Many securities companies want to sell stakes to foreign investors or investment funds. Can they do it this year?
There are too many securities companies in Vietnam, and, as with the banking sector, there is a need for consolidation, which has been recognized for some time. The brokerage market is very small. With approximately 100 securities companies in existence, many of these entities have a very small number of regular customers and rely instead on proprietary trading and other activities for their revenues. The situation is unsustainable and clearly a number of these companies are suffering losses accordingly. We therefore believe that a significant proportion of these companies will disappear over the next few years either through liquidation or merger with other domestic companies.
Interest from overseas is not so strong at present since again many of the companies looking to sell equity do not have a strong and sustainable platform for their business. We would only expect a small number of deals involving foreign buyers in 2012 therefore.
What are the concerns of foreign investors in Vietnam?
Many investors are concerned over poor corporate governance at Vietnamese companies as well as poor financial record keeping. This makes the process of due diligence and getting comfortable with the financial and legal position of the target company extremely difficult and raises concerns for minority investors over what level of influence they will be able to wield post-transaction.
Contingent liabilities such as unprovided potential tax liabilities are frequently a concern also along with poorly drafted legal agreements which leave target companies heavily exposed and which leave potential investors very uncertain as to the trading and legal position of the targets.
Investors look for as much certainty as possible when concluding a deal and hence if sellers can clean up both their accounting records and their legal documentation it is likely to lead to more M&A deals and a shortened average period for deal execution in Vietnam.
Is it right to say foreign firms are interested in M&A in Vietnam but cannot find local companies big enough to invest in?
Certainly there is a lack of sizeable targets in Vietnam, especially in the fast-moving consumer goods (FMCG) sector, which is of huge interest to companies outside of Vietnam, and this affects both deal volumes and values.
Many large international private equity funds are looking for minority or majority stakes with a minimum value of US$20-25 million, others look at minimum deal sizes of $50-100 million and this means that their target list is very short in Vietnam.
For corporate investors looking for a shortcut to accessing the market, size is also important since they are often looking for a strong distribution network, a fairly high market share, and growing sales which generally translate into a larger company with a relatively high valuation. Vietnam has yet to go through significant local consolidation in any sector and hence many companies are young and relatively small.

** YOUR TASKS **
A. Answer these from the text on M&A in Vietnam, one line each:
(i) About how many securities companies exist in Vietnam?
(ii) What minimum stake value do many large international private equity funds look for?
(iii) Which sector has a shortage of sizeable targets despite huge interest from companies outside Vietnam?
B. Summarize the text on M&A in Vietnam in two sentences.
C. Rewrite the part of the text on M&A in Vietnam that opens with the words containing "Is it right" and closes with "volumes and values.", swapping "sizeable" for "substantial".

** INFORMATION **
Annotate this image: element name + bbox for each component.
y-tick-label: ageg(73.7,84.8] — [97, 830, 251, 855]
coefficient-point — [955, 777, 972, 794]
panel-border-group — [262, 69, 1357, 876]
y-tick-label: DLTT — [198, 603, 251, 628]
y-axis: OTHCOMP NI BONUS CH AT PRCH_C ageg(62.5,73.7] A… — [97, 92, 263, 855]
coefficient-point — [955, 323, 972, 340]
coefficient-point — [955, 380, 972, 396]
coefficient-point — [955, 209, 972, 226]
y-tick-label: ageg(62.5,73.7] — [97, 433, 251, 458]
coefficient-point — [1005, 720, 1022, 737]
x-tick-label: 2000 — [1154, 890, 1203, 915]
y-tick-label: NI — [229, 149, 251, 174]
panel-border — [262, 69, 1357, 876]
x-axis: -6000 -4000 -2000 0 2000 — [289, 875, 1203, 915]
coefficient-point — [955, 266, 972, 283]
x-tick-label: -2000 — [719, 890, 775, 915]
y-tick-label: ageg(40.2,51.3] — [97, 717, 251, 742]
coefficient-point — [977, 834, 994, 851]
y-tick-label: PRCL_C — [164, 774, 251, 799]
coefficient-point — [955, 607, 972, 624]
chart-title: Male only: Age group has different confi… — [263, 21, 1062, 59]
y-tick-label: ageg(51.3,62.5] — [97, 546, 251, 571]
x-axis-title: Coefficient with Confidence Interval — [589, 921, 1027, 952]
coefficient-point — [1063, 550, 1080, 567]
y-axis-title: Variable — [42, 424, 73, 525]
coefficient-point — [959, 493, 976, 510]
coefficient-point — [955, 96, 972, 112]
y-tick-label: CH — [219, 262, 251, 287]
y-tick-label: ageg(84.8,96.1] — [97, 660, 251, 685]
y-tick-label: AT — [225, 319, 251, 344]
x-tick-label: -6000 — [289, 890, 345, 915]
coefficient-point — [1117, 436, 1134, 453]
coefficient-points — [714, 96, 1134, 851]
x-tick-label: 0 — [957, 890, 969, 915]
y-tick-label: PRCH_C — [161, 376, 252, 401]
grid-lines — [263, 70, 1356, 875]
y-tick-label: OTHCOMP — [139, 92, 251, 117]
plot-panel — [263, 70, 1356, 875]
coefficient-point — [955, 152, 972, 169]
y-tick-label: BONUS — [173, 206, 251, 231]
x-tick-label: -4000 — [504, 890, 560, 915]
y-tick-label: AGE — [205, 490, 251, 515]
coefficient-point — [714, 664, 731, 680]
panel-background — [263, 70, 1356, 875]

** SOLUTIONS BELOW **
A.
(i) Approximately 100.
(ii) US$20-25 million.
(iii) The fast-moving consumer goods (FMCG) sector.

B. Vietnam has too many small securities companies, many of which are expected to disappear through liquidation or merger, and foreign interest in buying into them is weak. Foreign investors worry about poor corporate governance, weak record keeping, contingent liabilities and badly drafted legal agreements, and they struggle to find local targets large enough for their minimum deal sizes.

C.
Is it right to say foreign firms are interested in M&A in Vietnam but cannot find local companies big enough to invest in?
Certainly there is a lack of substantial targets in Vietnam, especially in the fast-moving consumer goods (FMCG) sector, which is of huge interest to companies outside of Vietnam, and this affects both deal volumes and values.